* [PROBLEM DETAILS]: Copy out all of the material exactly.

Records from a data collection
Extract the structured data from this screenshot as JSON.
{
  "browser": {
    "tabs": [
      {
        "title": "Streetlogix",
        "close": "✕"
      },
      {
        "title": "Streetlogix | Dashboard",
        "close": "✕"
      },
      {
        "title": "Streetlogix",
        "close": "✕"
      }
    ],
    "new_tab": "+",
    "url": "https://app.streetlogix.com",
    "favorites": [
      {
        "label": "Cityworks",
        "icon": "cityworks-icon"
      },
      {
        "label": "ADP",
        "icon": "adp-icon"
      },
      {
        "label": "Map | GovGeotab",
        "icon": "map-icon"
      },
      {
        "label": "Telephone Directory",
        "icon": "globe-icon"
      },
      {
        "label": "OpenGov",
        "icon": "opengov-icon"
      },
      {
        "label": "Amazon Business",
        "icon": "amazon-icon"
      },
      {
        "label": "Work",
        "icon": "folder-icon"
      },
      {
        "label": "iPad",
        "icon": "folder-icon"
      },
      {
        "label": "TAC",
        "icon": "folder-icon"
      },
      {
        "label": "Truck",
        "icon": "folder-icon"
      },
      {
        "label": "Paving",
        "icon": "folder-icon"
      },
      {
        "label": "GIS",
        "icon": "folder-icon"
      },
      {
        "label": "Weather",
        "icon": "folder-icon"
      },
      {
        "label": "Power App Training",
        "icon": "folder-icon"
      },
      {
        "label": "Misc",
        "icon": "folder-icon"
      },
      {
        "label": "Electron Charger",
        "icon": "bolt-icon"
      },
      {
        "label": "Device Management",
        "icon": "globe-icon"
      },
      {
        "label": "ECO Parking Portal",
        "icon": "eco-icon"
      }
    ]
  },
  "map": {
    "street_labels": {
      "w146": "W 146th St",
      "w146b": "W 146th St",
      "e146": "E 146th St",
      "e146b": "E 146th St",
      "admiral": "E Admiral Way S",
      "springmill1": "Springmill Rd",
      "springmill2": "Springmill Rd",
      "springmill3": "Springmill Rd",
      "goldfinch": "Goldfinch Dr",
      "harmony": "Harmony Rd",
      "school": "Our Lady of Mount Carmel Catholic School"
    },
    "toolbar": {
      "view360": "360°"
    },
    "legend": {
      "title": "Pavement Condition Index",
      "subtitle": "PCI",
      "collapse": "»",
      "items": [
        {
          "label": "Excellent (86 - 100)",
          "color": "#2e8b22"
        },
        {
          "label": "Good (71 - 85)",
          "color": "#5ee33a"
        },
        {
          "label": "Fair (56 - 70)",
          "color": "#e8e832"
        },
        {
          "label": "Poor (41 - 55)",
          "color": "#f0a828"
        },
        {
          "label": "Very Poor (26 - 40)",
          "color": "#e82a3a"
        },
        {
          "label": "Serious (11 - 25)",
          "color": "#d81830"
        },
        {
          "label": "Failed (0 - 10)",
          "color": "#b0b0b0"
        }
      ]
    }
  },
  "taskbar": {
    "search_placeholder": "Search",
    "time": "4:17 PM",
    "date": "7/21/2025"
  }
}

* [FINAL RESULT]:
Extract the structured data from this screenshot as JSON.
{
  "browser": {
    "tabs": [
      {
        "title": "Streetlogix",
        "close": "✕"
      },
      {
        "title": "Streetlogix | Dashboard",
        "close": "✕"
      },
      {
        "title": "Streetlogix",
        "close": "✕"
      }
    ],
    "new_tab": "+",
    "url": "https://app.streetlogix.com",
    "favorites": [
      {
        "label": "Cityworks",
        "icon": "cityworks-icon"
      },
      {
        "label": "ADP",
        "icon": "adp-icon"
      },
      {
        "label": "Map | GovGeotab",
        "icon": "map-icon"
      },
      {
        "label": "Telephone Directory",
        "icon": "globe-icon"
      },
      {
        "label": "OpenGov",
        "icon": "opengov-icon"
      },
      {
        "label": "Amazon Business",
        "icon": "amazon-icon"
      },
      {
        "label": "Work",
        "icon": "folder-icon"
      },
      {
        "label": "iPad",
        "icon": "folder-icon"
      },
      {
        "label": "TAC",
        "icon": "folder-icon"
      },
      {
        "label": "Truck",
        "icon": "folder-icon"
      },
      {
        "label": "Paving",
        "icon": "folder-icon"
      },
      {
        "label": "GIS",
        "icon": "folder-icon"
      },
      {
        "label": "Weather",
        "icon": "folder-icon"
      },
      {
        "label": "Power App Training",
        "icon": "folder-icon"
      },
      {
        "label": "Misc",
        "icon": "folder-icon"
      },
      {
        "label": "Electron Charger",
        "icon": "bolt-icon"
      },
      {
        "label": "Device Management",
        "icon": "globe-icon"
      },
      {
        "label": "ECO Parking Portal",
        "icon": "eco-icon"
      }
    ]
  },
  "map": {
    "street_labels": {
      "w146": "W 146th St",
      "w146b": "W 146th St",
      "e146": "E 146th St",
      "e146b": "E 146th St",
      "admiral": "E Admiral Way S",
      "springmill1": "Springmill Rd",
      "springmill2": "Springmill Rd",
      "springmill3": "Springmill Rd",
      "goldfinch": "Goldfinch Dr",
      "harmony": "Harmony Rd",
      "school": "Our Lady of Mount Carmel Catholic School"
    },
    "toolbar": {
      "view360": "360°"
    },
    "legend": {
      "title": "Pavement Condition Index",
      "subtitle": "PCI",
      "collapse": "»",
      "items": [
        {
          "label": "Excellent (86 - 100)",
          "color": "#2e8b22"
        },
        {
          "label": "Good (71 - 85)",
          "color": "#5ee33a"
        },
        {
          "label": "Fair (56 - 70)",
          "color": "#e8e832"
        },
        {
          "label": "Poor (41 - 55)",
          "color": "#f0a828"
        },
        {
          "label": "Very Poor (26 - 40)",
          "color": "#e82a3a"
        },
        {
          "label": "Serious (11 - 25)",
          "color": "#d81830"
        },
        {
          "label": "Failed (0 - 10)",
          "color": "#b0b0b0"
        }
      ]
    }
  },
  "taskbar": {
    "search_placeholder": "Search",
    "time": "4:17 PM",
    "date": "7/21/2025"
  }
}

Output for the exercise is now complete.